-- start AVAILABLE DATA --

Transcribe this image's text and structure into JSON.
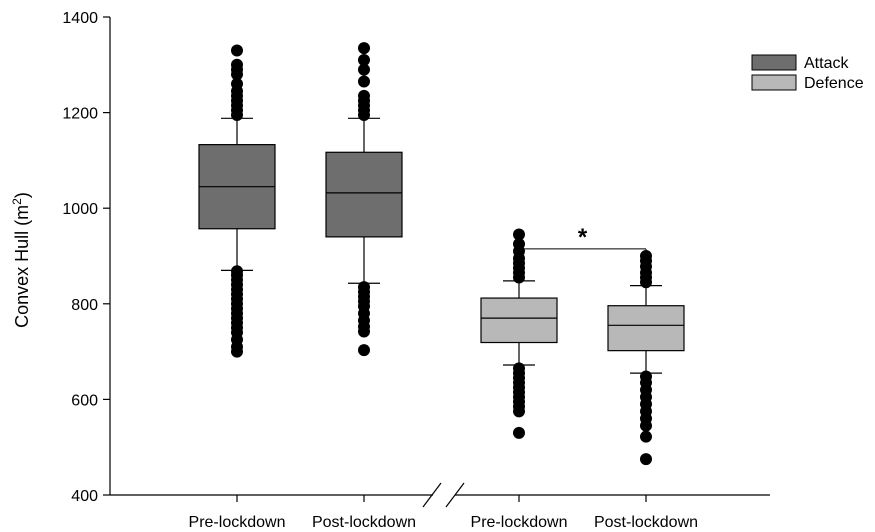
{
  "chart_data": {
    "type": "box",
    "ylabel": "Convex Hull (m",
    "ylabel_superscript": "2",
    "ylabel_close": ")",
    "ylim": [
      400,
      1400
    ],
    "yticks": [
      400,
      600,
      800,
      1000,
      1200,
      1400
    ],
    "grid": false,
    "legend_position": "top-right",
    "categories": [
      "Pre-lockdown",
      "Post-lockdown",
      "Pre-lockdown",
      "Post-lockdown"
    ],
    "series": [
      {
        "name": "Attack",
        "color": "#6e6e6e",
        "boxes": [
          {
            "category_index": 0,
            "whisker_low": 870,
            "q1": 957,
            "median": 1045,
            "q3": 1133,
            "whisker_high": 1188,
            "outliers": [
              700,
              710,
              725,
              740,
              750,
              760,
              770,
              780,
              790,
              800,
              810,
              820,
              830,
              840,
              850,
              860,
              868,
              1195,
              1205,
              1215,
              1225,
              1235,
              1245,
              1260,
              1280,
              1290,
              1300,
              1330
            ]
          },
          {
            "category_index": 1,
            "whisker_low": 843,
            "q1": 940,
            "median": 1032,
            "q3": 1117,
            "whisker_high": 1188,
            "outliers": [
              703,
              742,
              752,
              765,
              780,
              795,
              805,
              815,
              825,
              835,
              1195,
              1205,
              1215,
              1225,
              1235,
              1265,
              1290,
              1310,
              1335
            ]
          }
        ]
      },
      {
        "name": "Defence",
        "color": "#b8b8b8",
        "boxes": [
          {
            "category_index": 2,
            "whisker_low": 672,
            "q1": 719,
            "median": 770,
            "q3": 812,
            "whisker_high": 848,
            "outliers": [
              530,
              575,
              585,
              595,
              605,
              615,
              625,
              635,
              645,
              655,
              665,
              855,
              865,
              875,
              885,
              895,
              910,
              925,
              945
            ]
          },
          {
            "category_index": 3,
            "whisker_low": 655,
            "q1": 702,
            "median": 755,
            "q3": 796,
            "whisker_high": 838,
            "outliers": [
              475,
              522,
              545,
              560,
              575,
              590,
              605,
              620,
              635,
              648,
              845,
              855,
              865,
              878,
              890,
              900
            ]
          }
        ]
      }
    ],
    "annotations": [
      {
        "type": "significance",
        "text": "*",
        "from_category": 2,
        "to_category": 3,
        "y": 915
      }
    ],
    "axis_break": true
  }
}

-- end AVAILABLE DATA --

**SHORT PROBLEM:** List the lines that contain the word "lockdown".

**WRITTEN RESPONSE:**
      "Pre-lockdown",
      "Post-lockdown",
      "Pre-lockdown",
      "Post-lockdown"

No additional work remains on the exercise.